> _Dataset records_
* * * * * * *

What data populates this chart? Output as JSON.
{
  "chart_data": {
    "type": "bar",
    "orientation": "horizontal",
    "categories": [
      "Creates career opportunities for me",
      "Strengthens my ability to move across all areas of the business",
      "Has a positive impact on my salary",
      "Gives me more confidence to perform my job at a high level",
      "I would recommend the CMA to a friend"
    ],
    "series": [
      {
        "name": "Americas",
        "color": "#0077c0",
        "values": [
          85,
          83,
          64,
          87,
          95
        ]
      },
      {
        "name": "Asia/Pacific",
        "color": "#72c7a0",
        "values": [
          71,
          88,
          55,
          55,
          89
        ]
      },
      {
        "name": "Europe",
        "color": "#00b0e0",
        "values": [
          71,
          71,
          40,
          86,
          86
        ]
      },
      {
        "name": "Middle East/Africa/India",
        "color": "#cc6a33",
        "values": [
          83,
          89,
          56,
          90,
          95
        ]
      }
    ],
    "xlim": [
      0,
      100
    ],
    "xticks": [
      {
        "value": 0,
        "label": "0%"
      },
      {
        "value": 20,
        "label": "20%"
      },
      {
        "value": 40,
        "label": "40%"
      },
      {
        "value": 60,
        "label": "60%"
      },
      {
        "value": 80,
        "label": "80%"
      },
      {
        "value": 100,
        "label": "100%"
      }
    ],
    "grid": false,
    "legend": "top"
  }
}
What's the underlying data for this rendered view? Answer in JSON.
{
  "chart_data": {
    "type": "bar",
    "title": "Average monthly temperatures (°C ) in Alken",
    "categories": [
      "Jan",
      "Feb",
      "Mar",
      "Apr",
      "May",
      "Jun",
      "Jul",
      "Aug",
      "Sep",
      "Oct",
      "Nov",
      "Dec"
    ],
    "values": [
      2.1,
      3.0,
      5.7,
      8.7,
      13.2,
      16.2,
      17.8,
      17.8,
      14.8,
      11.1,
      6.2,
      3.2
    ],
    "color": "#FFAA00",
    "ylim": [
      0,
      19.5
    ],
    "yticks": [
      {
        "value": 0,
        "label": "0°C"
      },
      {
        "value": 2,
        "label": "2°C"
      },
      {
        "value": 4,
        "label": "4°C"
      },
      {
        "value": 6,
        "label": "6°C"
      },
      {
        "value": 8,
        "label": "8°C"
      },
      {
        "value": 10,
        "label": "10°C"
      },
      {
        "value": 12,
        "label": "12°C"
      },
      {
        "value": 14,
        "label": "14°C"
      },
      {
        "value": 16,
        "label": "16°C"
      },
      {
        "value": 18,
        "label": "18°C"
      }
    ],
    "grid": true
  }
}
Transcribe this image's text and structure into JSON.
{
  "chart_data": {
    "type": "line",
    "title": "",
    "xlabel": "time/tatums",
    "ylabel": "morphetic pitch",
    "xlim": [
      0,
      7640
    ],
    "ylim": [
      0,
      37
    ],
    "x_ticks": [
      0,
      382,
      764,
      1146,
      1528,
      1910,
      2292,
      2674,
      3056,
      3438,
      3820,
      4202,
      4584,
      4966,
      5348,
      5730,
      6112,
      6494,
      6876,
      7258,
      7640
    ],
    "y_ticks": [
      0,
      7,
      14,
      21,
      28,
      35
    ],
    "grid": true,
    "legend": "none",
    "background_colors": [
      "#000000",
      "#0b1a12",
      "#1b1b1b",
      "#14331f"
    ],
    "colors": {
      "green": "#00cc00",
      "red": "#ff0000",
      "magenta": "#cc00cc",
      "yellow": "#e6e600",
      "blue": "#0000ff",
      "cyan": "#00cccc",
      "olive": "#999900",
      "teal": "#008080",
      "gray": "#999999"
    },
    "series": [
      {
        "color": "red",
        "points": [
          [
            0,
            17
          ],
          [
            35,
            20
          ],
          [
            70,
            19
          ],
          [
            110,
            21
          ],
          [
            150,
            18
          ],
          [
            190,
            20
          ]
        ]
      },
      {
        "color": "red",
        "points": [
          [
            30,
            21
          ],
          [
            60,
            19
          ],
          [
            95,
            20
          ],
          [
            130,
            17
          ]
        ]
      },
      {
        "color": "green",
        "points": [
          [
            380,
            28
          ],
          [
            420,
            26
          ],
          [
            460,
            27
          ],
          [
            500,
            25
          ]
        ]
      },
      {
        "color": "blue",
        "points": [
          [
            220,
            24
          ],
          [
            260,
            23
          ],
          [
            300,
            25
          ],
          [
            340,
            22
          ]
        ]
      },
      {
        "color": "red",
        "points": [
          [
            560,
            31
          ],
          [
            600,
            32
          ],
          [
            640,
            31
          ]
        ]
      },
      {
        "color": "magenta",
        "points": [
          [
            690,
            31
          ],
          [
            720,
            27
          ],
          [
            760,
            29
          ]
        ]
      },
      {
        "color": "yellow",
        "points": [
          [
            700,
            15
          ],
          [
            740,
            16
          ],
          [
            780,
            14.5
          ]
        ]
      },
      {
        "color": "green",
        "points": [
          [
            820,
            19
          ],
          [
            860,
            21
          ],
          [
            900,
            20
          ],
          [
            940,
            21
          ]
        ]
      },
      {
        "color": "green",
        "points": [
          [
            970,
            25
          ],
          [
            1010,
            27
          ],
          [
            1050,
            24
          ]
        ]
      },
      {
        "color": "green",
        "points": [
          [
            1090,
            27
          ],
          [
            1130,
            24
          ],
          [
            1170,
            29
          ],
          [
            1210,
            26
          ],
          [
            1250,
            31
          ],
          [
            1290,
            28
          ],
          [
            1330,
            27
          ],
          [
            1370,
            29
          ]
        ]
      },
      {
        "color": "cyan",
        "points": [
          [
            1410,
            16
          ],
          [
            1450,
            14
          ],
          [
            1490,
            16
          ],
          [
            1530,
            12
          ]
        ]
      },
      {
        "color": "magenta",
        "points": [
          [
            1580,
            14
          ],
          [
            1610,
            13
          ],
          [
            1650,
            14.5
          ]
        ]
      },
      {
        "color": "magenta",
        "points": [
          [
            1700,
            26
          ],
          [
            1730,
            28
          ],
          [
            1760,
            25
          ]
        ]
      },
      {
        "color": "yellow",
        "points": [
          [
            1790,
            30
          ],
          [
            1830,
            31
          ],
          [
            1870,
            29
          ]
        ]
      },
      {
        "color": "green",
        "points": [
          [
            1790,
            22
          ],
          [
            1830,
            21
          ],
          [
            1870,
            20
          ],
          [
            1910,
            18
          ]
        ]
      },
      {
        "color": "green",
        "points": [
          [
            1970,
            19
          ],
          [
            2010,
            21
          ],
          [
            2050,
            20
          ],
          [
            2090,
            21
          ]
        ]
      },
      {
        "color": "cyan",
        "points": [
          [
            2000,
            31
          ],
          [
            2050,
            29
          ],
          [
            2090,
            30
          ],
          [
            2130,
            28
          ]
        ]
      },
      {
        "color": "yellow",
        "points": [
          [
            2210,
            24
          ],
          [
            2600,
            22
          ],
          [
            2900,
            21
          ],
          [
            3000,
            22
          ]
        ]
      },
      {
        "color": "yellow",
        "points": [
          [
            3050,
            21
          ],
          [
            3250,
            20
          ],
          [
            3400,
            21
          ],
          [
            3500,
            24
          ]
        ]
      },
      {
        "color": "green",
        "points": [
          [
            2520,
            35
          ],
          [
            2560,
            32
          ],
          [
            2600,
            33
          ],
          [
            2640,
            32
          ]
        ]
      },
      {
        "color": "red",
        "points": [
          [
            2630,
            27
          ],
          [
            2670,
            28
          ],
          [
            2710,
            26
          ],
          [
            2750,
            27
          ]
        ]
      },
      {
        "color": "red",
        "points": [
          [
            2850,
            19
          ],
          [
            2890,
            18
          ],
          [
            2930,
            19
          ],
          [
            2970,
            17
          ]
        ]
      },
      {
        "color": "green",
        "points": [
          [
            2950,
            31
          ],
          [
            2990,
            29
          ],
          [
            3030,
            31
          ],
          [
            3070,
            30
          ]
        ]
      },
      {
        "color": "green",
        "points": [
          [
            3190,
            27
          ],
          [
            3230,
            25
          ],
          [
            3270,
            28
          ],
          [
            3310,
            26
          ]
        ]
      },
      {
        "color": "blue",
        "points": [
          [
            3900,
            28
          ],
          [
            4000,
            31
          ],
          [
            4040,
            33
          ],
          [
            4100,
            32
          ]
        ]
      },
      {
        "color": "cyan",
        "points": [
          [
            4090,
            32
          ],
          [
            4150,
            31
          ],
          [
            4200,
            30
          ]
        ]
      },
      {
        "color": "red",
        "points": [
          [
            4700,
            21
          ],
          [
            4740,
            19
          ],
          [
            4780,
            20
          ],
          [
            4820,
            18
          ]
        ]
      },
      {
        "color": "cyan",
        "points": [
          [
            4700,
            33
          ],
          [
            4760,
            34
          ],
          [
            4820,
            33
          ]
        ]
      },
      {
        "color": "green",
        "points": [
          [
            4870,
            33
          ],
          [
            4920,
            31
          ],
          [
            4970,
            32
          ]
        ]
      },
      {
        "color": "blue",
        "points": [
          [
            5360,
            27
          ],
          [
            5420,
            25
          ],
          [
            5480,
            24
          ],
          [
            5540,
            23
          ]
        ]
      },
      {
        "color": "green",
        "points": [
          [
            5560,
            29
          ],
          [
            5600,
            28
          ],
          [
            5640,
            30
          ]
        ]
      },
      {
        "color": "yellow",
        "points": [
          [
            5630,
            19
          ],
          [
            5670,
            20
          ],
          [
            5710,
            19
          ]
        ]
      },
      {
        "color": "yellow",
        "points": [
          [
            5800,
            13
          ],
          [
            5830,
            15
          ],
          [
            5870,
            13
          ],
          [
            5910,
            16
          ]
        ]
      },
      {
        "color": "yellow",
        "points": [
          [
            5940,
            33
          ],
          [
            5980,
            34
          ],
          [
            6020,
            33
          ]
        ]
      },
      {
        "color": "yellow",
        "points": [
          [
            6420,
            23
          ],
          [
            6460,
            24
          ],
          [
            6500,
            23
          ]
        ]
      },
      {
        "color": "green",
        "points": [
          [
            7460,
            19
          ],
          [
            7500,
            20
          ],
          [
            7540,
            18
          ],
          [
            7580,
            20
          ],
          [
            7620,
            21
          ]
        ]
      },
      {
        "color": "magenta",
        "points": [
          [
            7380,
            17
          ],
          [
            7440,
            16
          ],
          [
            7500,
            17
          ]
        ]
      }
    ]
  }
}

* * * * * * *

> _Exercise requirements_
Show every line in the entries where the string "title" occurs.

> _Result of the task_
    "title": "Average monthly temperatures (°C ) in Alken",
    "title": "",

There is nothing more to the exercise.